[Extracted data entries]
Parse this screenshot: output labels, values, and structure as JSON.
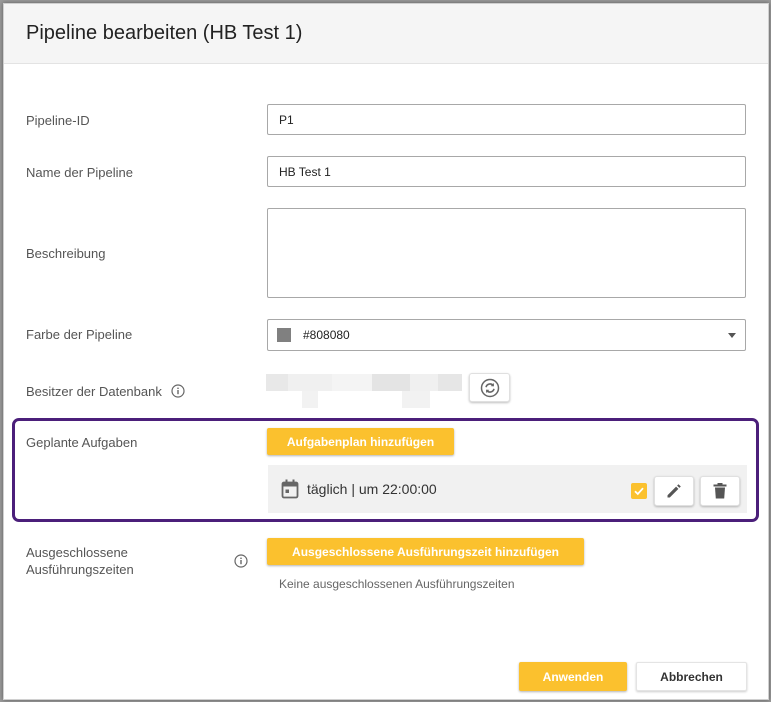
{
  "dialog": {
    "title": "Pipeline bearbeiten (HB Test 1)"
  },
  "form": {
    "pipeline_id": {
      "label": "Pipeline-ID",
      "value": "P1"
    },
    "name": {
      "label": "Name der Pipeline",
      "value": "HB Test 1"
    },
    "description": {
      "label": "Beschreibung",
      "value": ""
    },
    "color": {
      "label": "Farbe der Pipeline",
      "value": "#808080",
      "swatch": "#808080"
    },
    "owner": {
      "label": "Besitzer der Datenbank",
      "info_icon": "info-icon",
      "reload_icon": "sync-icon"
    }
  },
  "scheduled": {
    "label": "Geplante Aufgaben",
    "add_button": "Aufgabenplan hinzufügen",
    "items": [
      {
        "icon": "calendar-icon",
        "text": "täglich | um 22:00:00",
        "enabled": true
      }
    ]
  },
  "excluded": {
    "label_line1": "Ausgeschlossene",
    "label_line2": "Ausführungszeiten",
    "add_button": "Ausgeschlossene Ausführungszeit hinzufügen",
    "empty_text": "Keine ausgeschlossenen Ausführungszeiten"
  },
  "footer": {
    "apply": "Anwenden",
    "cancel": "Abbrechen"
  },
  "colors": {
    "accent": "#fbc12e",
    "highlight": "#4b1f7a"
  }
}
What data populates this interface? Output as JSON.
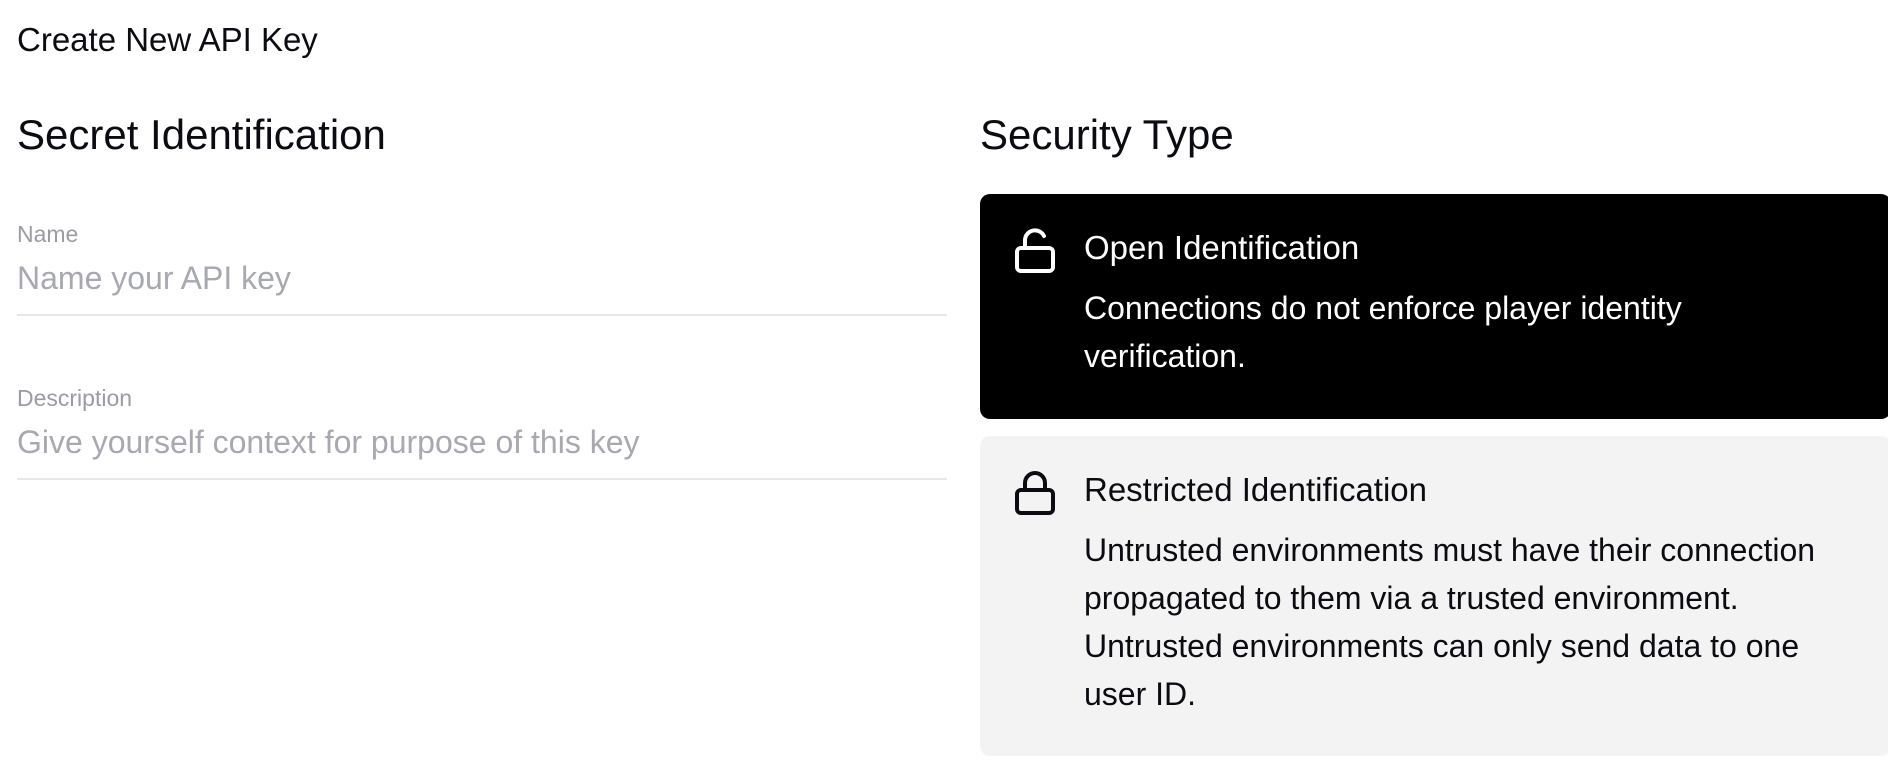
{
  "page": {
    "title": "Create New API Key"
  },
  "secret_identification": {
    "heading": "Secret Identification",
    "name_field": {
      "label": "Name",
      "value": "",
      "placeholder": "Name your API key"
    },
    "description_field": {
      "label": "Description",
      "value": "",
      "placeholder": "Give yourself context for purpose of this key"
    }
  },
  "security_type": {
    "heading": "Security Type",
    "options": [
      {
        "title": "Open Identification",
        "description": "Connections do not enforce player identity verification.",
        "icon": "unlock-icon",
        "selected": true
      },
      {
        "title": "Restricted Identification",
        "description": "Untrusted environments must have their connection propagated to them via a trusted environment. Untrusted environments can only send data to one user ID.",
        "icon": "lock-icon",
        "selected": false
      }
    ]
  },
  "colors": {
    "selected_bg": "#000000",
    "unselected_bg": "#f3f3f3",
    "label_gray": "#9a9ba3",
    "divider": "#e6e7ea"
  }
}
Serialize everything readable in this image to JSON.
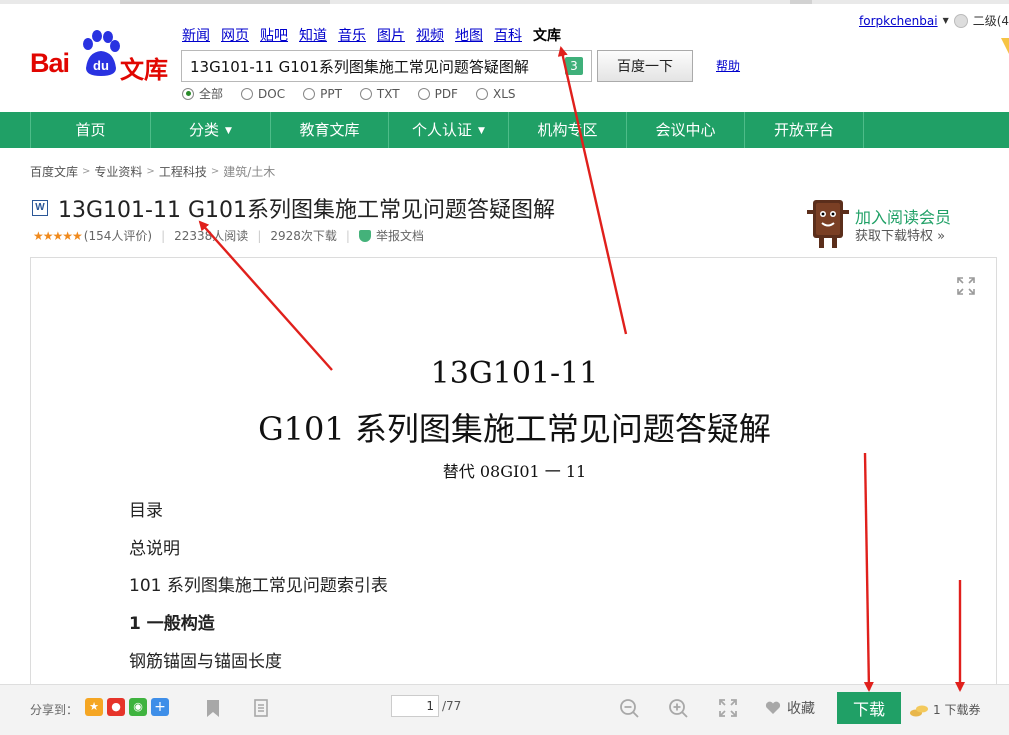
{
  "header": {
    "logo_left": "Bai",
    "logo_paw_text": "du",
    "logo_right": "文库",
    "topnav": [
      "新闻",
      "网页",
      "贴吧",
      "知道",
      "音乐",
      "图片",
      "视频",
      "地图",
      "百科",
      "文库"
    ],
    "search_value": "13G101-11 G101系列图集施工常见问题答疑图解",
    "search_count": "3",
    "search_button": "百度一下",
    "help": "帮助",
    "filetypes": [
      "全部",
      "DOC",
      "PPT",
      "TXT",
      "PDF",
      "XLS"
    ],
    "username": "forpkchenbai",
    "level": "二级(4"
  },
  "mainnav": [
    "首页",
    "分类",
    "教育文库",
    "个人认证",
    "机构专区",
    "会议中心",
    "开放平台"
  ],
  "breadcrumb": [
    "百度文库",
    "专业资料",
    "工程科技",
    "建筑/土木"
  ],
  "document": {
    "type_icon": "W",
    "title": "13G101-11 G101系列图集施工常见问题答疑图解",
    "stars": "★★★★★",
    "ratings": "(154人评价)",
    "reads": "22338人阅读",
    "downloads": "2928次下载",
    "report": "举报文档"
  },
  "vip": {
    "title": "加入阅读会员",
    "subtitle": "获取下载特权 »"
  },
  "page_content": {
    "heading1": "13G101-11",
    "heading2": "G101 系列图集施工常见问题答疑解",
    "replaces": "替代 08GI01 一 11",
    "lines": [
      "目录",
      "总说明",
      "101 系列图集施工常见问题索引表",
      "1 一般构造",
      "钢筋锚固与锚固长度"
    ]
  },
  "toolbar": {
    "share_label": "分享到：",
    "page_current": "1",
    "page_total": "/77",
    "collect": "收藏",
    "download": "下载",
    "coupon": "1 下载券"
  },
  "colors": {
    "accent_green": "#20a066",
    "baidu_red": "#e10601",
    "link_blue": "#0000cc",
    "annotation_red": "#e0201c"
  }
}
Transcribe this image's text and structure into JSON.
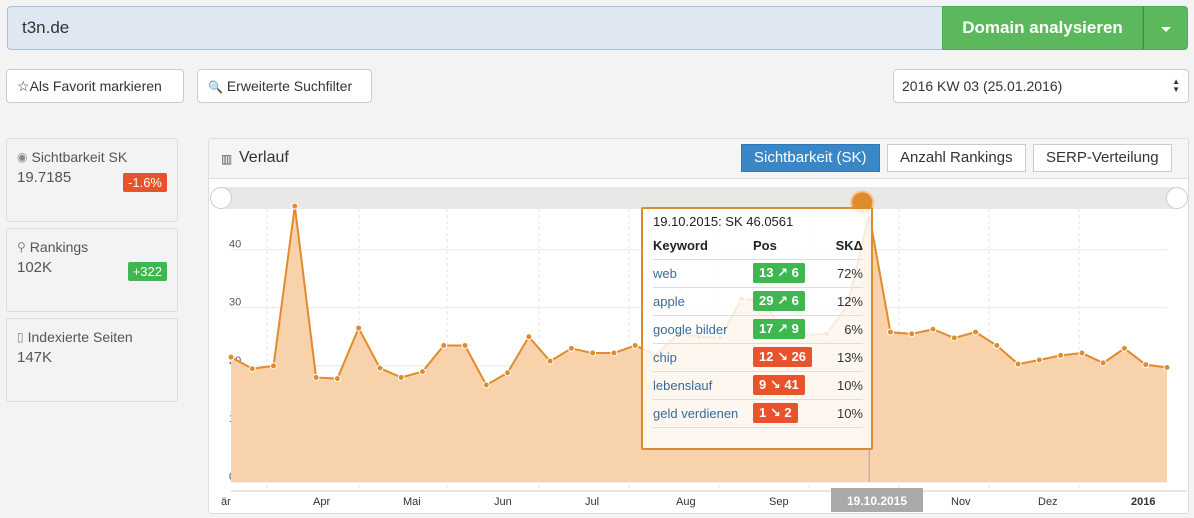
{
  "search": {
    "value": "t3n.de",
    "analyze_label": "Domain analysieren"
  },
  "toolbar": {
    "favorite_label": "Als Favorit markieren",
    "filter_label": "Erweiterte Suchfilter",
    "week_selected": "2016 KW 03 (25.01.2016)"
  },
  "stats": [
    {
      "label": "Sichtbarkeit SK",
      "value": "19.7185",
      "badge": "-1.6%",
      "badge_color": "#e8532b",
      "icon": "eye-icon"
    },
    {
      "label": "Rankings",
      "value": "102K",
      "badge": "+322",
      "badge_color": "#3fb650",
      "icon": "key-icon"
    },
    {
      "label": "Indexierte Seiten",
      "value": "147K",
      "icon": "file-icon"
    }
  ],
  "panel": {
    "title": "Verlauf",
    "tabs": [
      "Sichtbarkeit (SK)",
      "Anzahl Rankings",
      "SERP-Verteilung"
    ],
    "active_tab": 0
  },
  "tooltip": {
    "title": "19.10.2015: SK 46.0561",
    "headers": [
      "Keyword",
      "Pos",
      "SKΔ"
    ],
    "rows": [
      {
        "keyword": "web",
        "pos": "13 ↗ 6",
        "dir": "up",
        "skd": "72%"
      },
      {
        "keyword": "apple",
        "pos": "29 ↗ 6",
        "dir": "up",
        "skd": "12%"
      },
      {
        "keyword": "google bilder",
        "pos": "17 ↗ 9",
        "dir": "up",
        "skd": "6%"
      },
      {
        "keyword": "chip",
        "pos": "12 ↘ 26",
        "dir": "down",
        "skd": "13%"
      },
      {
        "keyword": "lebenslauf",
        "pos": "9 ↘ 41",
        "dir": "down",
        "skd": "10%"
      },
      {
        "keyword": "geld verdienen",
        "pos": "1 ↘ 2",
        "dir": "down",
        "skd": "10%"
      }
    ]
  },
  "chart_data": {
    "type": "area",
    "y_ticks": [
      "0",
      "10",
      "20",
      "30",
      "40"
    ],
    "ylim": [
      0,
      47
    ],
    "x_labels": [
      "är",
      "Apr",
      "Mai",
      "Jun",
      "Jul",
      "Aug",
      "Sep",
      "19.10.2015",
      "Nov",
      "Dez",
      "2016"
    ],
    "highlight_label": "19.10.2015",
    "color": "#e08b2c",
    "fill": "#f7d2aa",
    "values": [
      21.5,
      19.5,
      20,
      47.5,
      18,
      17.8,
      26.5,
      19.6,
      18,
      19,
      23.5,
      23.5,
      16.7,
      18.8,
      25,
      20.8,
      23,
      22.2,
      22.2,
      23.5,
      21.9,
      25.5,
      25,
      24.8,
      31.5,
      31.3,
      25.5,
      25.3,
      25.5,
      30.5,
      46.0561,
      25.8,
      25.5,
      26.3,
      24.8,
      25.8,
      23.5,
      20.3,
      21,
      21.8,
      22.2,
      20.5,
      23,
      20.2,
      19.7185
    ]
  }
}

| Work required |
Leave out the pictures, and give all the records again exactly.

| Response for this exercise |
Parse this screenshot: output labels, values, and structure as JSON.
{
  "dialog": {
    "title": "Pipeline bearbeiten (HB Test 1)"
  },
  "form": {
    "pipeline_id": {
      "label": "Pipeline-ID",
      "value": "P1"
    },
    "name": {
      "label": "Name der Pipeline",
      "value": "HB Test 1"
    },
    "description": {
      "label": "Beschreibung",
      "value": ""
    },
    "color": {
      "label": "Farbe der Pipeline",
      "value": "#808080",
      "swatch": "#808080"
    },
    "owner": {
      "label": "Besitzer der Datenbank",
      "info_icon": "info-icon",
      "reload_icon": "sync-icon"
    }
  },
  "scheduled": {
    "label": "Geplante Aufgaben",
    "add_button": "Aufgabenplan hinzufügen",
    "items": [
      {
        "icon": "calendar-icon",
        "text": "täglich | um 22:00:00",
        "enabled": true
      }
    ]
  },
  "excluded": {
    "label_line1": "Ausgeschlossene",
    "label_line2": "Ausführungszeiten",
    "add_button": "Ausgeschlossene Ausführungszeit hinzufügen",
    "empty_text": "Keine ausgeschlossenen Ausführungszeiten"
  },
  "footer": {
    "apply": "Anwenden",
    "cancel": "Abbrechen"
  },
  "colors": {
    "accent": "#fbc12e",
    "highlight": "#4b1f7a"
  }
}
What data populates this interface? Output as JSON.
{
  "page": {
    "title": "Create New API Key"
  },
  "secret_identification": {
    "heading": "Secret Identification",
    "name_field": {
      "label": "Name",
      "value": "",
      "placeholder": "Name your API key"
    },
    "description_field": {
      "label": "Description",
      "value": "",
      "placeholder": "Give yourself context for purpose of this key"
    }
  },
  "security_type": {
    "heading": "Security Type",
    "options": [
      {
        "title": "Open Identification",
        "description": "Connections do not enforce player identity verification.",
        "icon": "unlock-icon",
        "selected": true
      },
      {
        "title": "Restricted Identification",
        "description": "Untrusted environments must have their connection propagated to them via a trusted environment. Untrusted environments can only send data to one user ID.",
        "icon": "lock-icon",
        "selected": false
      }
    ]
  },
  "colors": {
    "selected_bg": "#000000",
    "unselected_bg": "#f3f3f3",
    "label_gray": "#9a9ba3",
    "divider": "#e6e7ea"
  }
}
Serialize everything readable in this image to JSON.
{
  "header": {
    "logo_left": "Bai",
    "logo_paw_text": "du",
    "logo_right": "文库",
    "topnav": [
      "新闻",
      "网页",
      "贴吧",
      "知道",
      "音乐",
      "图片",
      "视频",
      "地图",
      "百科",
      "文库"
    ],
    "search_value": "13G101-11 G101系列图集施工常见问题答疑图解",
    "search_count": "3",
    "search_button": "百度一下",
    "help": "帮助",
    "filetypes": [
      "全部",
      "DOC",
      "PPT",
      "TXT",
      "PDF",
      "XLS"
    ],
    "username": "forpkchenbai",
    "level": "二级(4"
  },
  "mainnav": [
    "首页",
    "分类",
    "教育文库",
    "个人认证",
    "机构专区",
    "会议中心",
    "开放平台"
  ],
  "breadcrumb": [
    "百度文库",
    "专业资料",
    "工程科技",
    "建筑/土木"
  ],
  "document": {
    "type_icon": "W",
    "title": "13G101-11 G101系列图集施工常见问题答疑图解",
    "stars": "★★★★★",
    "ratings": "(154人评价)",
    "reads": "22338人阅读",
    "downloads": "2928次下载",
    "report": "举报文档"
  },
  "vip": {
    "title": "加入阅读会员",
    "subtitle": "获取下载特权 »"
  },
  "page_content": {
    "heading1": "13G101-11",
    "heading2": "G101 系列图集施工常见问题答疑解",
    "replaces": "替代 08GI01 一 11",
    "lines": [
      "目录",
      "总说明",
      "101 系列图集施工常见问题索引表",
      "1 一般构造",
      "钢筋锚固与锚固长度"
    ]
  },
  "toolbar": {
    "share_label": "分享到：",
    "page_current": "1",
    "page_total": "/77",
    "collect": "收藏",
    "download": "下载",
    "coupon": "1 下载券"
  },
  "colors": {
    "accent_green": "#20a066",
    "baidu_red": "#e10601",
    "link_blue": "#0000cc",
    "annotation_red": "#e0201c"
  }
}
Transcribe this image's text and structure into JSON.
{
  "search": {
    "value": "t3n.de",
    "analyze_label": "Domain analysieren"
  },
  "toolbar": {
    "favorite_label": "Als Favorit markieren",
    "filter_label": "Erweiterte Suchfilter",
    "week_selected": "2016 KW 03 (25.01.2016)"
  },
  "stats": [
    {
      "label": "Sichtbarkeit SK",
      "value": "19.7185",
      "badge": "-1.6%",
      "badge_color": "#e8532b",
      "icon": "eye-icon"
    },
    {
      "label": "Rankings",
      "value": "102K",
      "badge": "+322",
      "badge_color": "#3fb650",
      "icon": "key-icon"
    },
    {
      "label": "Indexierte Seiten",
      "value": "147K",
      "icon": "file-icon"
    }
  ],
  "panel": {
    "title": "Verlauf",
    "tabs": [
      "Sichtbarkeit (SK)",
      "Anzahl Rankings",
      "SERP-Verteilung"
    ],
    "active_tab": 0
  },
  "tooltip": {
    "title": "19.10.2015: SK 46.0561",
    "headers": [
      "Keyword",
      "Pos",
      "SKΔ"
    ],
    "rows": [
      {
        "keyword": "web",
        "pos": "13 ↗ 6",
        "dir": "up",
        "skd": "72%"
      },
      {
        "keyword": "apple",
        "pos": "29 ↗ 6",
        "dir": "up",
        "skd": "12%"
      },
      {
        "keyword": "google bilder",
        "pos": "17 ↗ 9",
        "dir": "up",
        "skd": "6%"
      },
      {
        "keyword": "chip",
        "pos": "12 ↘ 26",
        "dir": "down",
        "skd": "13%"
      },
      {
        "keyword": "lebenslauf",
        "pos": "9 ↘ 41",
        "dir": "down",
        "skd": "10%"
      },
      {
        "keyword": "geld verdienen",
        "pos": "1 ↘ 2",
        "dir": "down",
        "skd": "10%"
      }
    ]
  },
  "chart_data": {
    "type": "area",
    "y_ticks": [
      "0",
      "10",
      "20",
      "30",
      "40"
    ],
    "ylim": [
      0,
      47
    ],
    "x_labels": [
      "är",
      "Apr",
      "Mai",
      "Jun",
      "Jul",
      "Aug",
      "Sep",
      "19.10.2015",
      "Nov",
      "Dez",
      "2016"
    ],
    "highlight_label": "19.10.2015",
    "color": "#e08b2c",
    "fill": "#f7d2aa",
    "values": [
      21.5,
      19.5,
      20,
      47.5,
      18,
      17.8,
      26.5,
      19.6,
      18,
      19,
      23.5,
      23.5,
      16.7,
      18.8,
      25,
      20.8,
      23,
      22.2,
      22.2,
      23.5,
      21.9,
      25.5,
      25,
      24.8,
      31.5,
      31.3,
      25.5,
      25.3,
      25.5,
      30.5,
      46.0561,
      25.8,
      25.5,
      26.3,
      24.8,
      25.8,
      23.5,
      20.3,
      21,
      21.8,
      22.2,
      20.5,
      23,
      20.2,
      19.7185
    ]
  }
}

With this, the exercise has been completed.